■ **PROBLEM REQUIREMENTS**
Please list all lines of the material below in which the string "screenshot" occurs.

■ **Entries taken from a collection**
- - -

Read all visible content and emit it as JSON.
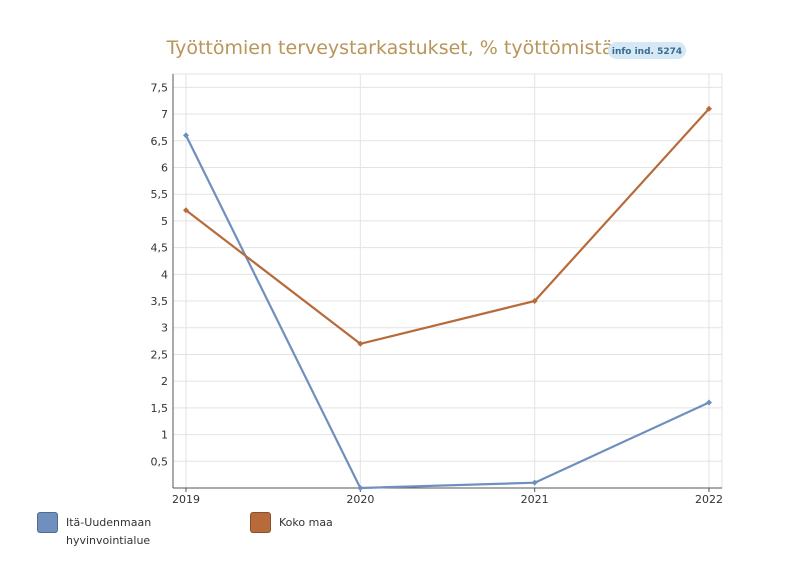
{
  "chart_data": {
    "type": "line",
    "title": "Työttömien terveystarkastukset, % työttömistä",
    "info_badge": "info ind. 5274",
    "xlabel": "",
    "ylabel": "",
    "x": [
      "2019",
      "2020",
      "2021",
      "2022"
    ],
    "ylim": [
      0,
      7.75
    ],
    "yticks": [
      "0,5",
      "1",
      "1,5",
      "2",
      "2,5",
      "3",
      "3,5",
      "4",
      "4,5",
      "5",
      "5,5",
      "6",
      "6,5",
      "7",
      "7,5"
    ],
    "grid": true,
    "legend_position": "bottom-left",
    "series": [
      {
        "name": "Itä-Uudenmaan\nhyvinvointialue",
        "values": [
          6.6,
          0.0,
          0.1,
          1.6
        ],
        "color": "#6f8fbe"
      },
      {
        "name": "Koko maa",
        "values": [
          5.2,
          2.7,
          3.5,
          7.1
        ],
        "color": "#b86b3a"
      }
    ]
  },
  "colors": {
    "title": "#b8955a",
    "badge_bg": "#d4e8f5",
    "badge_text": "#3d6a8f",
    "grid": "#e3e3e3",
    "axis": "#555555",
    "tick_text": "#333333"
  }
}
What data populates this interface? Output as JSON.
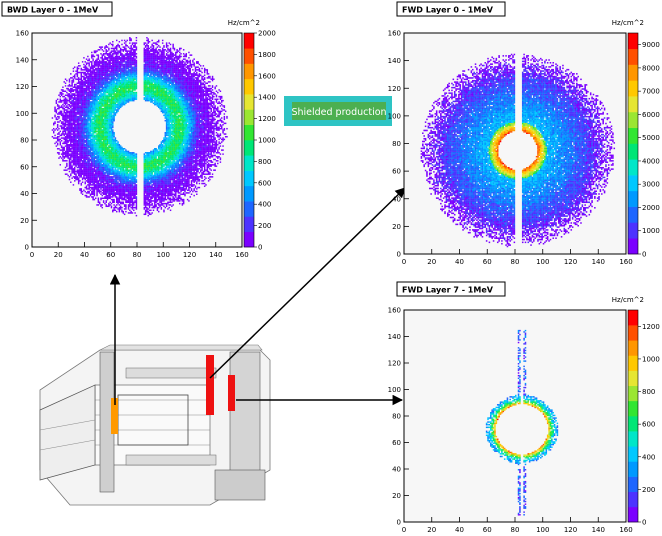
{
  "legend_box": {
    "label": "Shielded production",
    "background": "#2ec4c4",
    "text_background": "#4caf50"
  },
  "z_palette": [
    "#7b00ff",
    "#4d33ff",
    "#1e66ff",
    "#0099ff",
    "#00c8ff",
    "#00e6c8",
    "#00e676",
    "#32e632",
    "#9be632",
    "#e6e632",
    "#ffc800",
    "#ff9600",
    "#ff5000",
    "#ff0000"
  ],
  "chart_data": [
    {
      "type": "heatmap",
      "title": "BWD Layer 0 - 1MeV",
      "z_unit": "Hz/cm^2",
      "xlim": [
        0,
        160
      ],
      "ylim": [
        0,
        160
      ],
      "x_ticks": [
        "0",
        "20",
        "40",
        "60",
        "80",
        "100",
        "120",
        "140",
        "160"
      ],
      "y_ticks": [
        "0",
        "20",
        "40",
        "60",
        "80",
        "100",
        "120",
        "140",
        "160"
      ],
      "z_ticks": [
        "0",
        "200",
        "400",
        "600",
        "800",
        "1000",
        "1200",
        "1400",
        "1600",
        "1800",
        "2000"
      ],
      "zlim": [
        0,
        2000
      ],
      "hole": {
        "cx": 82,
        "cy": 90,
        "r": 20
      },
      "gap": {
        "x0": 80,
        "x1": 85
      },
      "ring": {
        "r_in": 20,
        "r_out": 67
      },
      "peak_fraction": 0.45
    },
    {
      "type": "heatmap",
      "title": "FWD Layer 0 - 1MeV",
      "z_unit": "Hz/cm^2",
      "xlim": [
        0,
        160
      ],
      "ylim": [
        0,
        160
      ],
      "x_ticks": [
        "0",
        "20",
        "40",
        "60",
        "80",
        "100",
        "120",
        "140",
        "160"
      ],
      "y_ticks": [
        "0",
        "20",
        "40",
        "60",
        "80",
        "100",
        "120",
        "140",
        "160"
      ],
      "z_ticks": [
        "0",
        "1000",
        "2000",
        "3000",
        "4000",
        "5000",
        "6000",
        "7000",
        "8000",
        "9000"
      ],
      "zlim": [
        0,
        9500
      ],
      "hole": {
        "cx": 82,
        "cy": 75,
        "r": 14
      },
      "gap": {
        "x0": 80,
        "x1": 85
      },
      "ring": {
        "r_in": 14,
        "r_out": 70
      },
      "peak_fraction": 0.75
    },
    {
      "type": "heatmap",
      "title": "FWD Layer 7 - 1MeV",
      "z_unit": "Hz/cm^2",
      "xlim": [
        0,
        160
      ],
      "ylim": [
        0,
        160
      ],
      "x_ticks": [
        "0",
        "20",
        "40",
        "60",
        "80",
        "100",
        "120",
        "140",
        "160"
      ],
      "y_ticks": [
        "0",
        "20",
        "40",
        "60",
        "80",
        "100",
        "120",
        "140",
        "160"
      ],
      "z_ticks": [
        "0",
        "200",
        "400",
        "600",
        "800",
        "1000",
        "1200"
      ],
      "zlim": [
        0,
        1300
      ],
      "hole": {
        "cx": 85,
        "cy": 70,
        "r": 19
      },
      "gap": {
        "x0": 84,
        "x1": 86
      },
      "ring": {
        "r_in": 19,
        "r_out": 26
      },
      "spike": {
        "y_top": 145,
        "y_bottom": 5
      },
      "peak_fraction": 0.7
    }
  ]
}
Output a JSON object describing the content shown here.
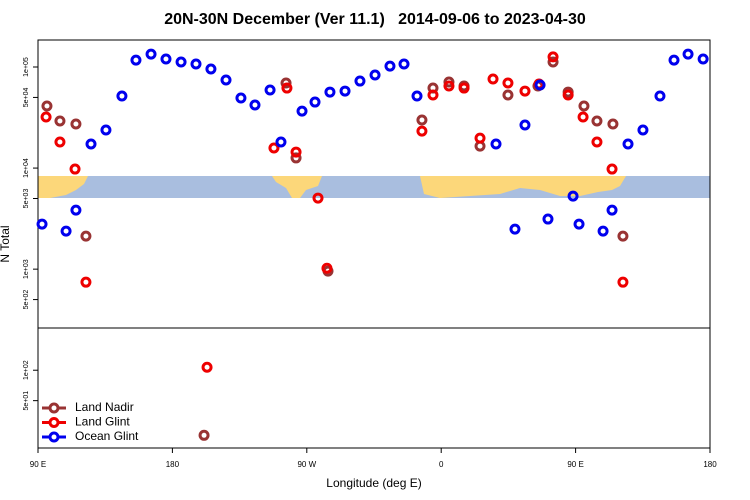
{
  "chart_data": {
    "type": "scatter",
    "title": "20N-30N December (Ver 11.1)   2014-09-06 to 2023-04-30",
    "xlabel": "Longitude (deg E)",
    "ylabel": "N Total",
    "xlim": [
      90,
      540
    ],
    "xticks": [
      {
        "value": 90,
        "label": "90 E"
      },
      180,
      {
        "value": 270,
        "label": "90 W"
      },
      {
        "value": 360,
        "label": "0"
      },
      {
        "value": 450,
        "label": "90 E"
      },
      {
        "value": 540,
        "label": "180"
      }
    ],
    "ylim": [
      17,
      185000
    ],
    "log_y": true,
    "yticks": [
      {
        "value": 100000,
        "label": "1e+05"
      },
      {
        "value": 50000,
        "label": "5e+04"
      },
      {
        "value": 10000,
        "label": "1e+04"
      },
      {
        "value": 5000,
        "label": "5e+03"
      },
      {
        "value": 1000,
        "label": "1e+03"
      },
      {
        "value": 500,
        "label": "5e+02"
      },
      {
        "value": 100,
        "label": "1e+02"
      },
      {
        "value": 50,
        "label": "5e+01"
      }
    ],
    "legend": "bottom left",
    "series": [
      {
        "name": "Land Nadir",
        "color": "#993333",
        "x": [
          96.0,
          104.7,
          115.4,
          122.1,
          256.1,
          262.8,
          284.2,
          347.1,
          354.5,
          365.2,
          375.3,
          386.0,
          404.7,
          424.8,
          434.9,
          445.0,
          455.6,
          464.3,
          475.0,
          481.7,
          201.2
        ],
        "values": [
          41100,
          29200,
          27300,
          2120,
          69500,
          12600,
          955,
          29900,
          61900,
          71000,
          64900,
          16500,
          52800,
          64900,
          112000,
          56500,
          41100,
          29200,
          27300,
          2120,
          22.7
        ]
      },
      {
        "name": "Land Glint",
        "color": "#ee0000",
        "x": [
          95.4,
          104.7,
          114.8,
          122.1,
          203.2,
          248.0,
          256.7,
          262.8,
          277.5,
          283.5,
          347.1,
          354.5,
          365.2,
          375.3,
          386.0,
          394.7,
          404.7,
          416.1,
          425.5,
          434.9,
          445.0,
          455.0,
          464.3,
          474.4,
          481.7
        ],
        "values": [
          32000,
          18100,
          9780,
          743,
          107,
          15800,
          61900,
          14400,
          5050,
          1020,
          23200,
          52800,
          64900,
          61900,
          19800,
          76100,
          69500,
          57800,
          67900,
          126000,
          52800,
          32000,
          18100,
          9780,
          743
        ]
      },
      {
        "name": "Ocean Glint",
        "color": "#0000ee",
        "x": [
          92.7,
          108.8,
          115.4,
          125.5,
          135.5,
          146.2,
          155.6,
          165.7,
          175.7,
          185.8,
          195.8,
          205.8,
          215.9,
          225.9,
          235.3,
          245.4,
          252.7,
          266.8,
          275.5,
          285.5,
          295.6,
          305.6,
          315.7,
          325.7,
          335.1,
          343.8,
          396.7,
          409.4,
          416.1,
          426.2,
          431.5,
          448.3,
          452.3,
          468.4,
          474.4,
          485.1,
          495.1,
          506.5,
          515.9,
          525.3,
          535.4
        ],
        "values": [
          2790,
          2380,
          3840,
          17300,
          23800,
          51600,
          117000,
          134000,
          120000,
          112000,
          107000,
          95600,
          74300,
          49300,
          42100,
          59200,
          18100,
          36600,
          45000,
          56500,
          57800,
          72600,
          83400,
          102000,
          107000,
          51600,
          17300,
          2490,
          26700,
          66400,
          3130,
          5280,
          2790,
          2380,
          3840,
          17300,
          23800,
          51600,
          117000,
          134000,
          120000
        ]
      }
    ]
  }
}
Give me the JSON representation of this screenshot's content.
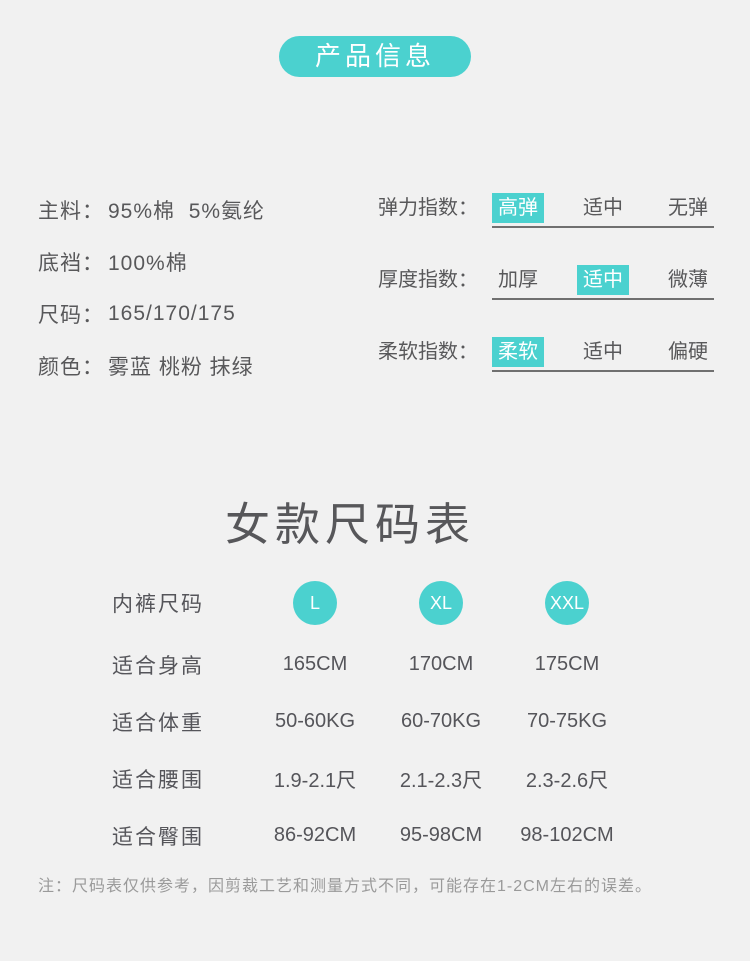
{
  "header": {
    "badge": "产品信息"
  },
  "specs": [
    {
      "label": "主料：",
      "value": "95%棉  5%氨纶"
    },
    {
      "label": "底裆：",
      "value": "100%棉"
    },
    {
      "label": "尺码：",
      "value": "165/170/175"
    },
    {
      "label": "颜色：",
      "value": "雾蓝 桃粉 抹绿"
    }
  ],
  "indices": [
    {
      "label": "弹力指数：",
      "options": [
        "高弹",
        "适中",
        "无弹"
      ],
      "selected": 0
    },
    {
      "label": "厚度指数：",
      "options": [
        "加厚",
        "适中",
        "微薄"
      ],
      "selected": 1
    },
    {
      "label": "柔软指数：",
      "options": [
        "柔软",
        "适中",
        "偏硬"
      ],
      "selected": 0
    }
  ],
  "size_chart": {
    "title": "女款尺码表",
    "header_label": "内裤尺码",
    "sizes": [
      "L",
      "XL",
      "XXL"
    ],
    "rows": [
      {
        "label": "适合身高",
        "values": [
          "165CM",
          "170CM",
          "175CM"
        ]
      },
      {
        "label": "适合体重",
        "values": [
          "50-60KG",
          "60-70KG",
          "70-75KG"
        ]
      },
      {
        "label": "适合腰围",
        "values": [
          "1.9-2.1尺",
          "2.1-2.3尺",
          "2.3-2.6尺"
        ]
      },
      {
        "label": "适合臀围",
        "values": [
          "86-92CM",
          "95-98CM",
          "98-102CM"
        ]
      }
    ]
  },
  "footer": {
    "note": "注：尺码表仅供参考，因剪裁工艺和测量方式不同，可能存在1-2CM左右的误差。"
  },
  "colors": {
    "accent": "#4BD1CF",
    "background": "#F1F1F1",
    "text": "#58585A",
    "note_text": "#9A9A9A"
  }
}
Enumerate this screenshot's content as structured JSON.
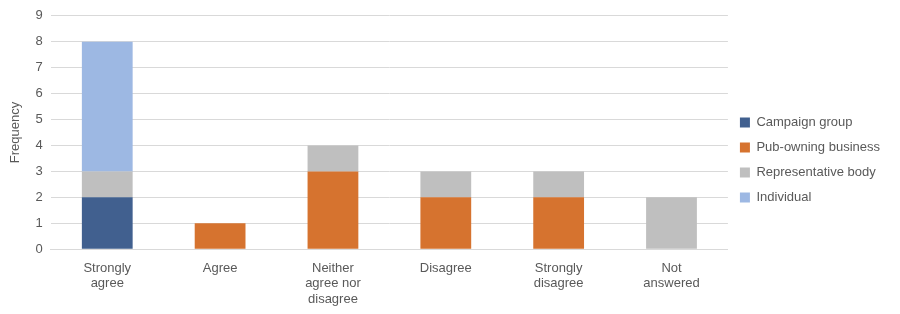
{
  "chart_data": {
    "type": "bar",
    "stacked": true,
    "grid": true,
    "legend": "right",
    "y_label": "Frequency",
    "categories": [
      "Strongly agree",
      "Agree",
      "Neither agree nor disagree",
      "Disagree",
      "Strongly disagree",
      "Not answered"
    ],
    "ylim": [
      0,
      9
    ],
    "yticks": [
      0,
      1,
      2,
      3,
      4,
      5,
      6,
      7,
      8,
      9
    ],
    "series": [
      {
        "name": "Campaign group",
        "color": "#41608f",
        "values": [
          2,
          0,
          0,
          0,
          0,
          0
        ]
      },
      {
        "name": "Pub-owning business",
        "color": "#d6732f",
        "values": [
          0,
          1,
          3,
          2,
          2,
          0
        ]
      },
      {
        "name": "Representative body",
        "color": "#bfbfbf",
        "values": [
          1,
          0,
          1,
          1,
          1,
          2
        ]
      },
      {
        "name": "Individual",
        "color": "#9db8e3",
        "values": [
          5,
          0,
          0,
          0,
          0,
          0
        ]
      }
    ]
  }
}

- - -

■ **FINAL RESULT**
Give me the JSON representation of this screenshot's content.
Enumerate this screenshot's content as structured JSON.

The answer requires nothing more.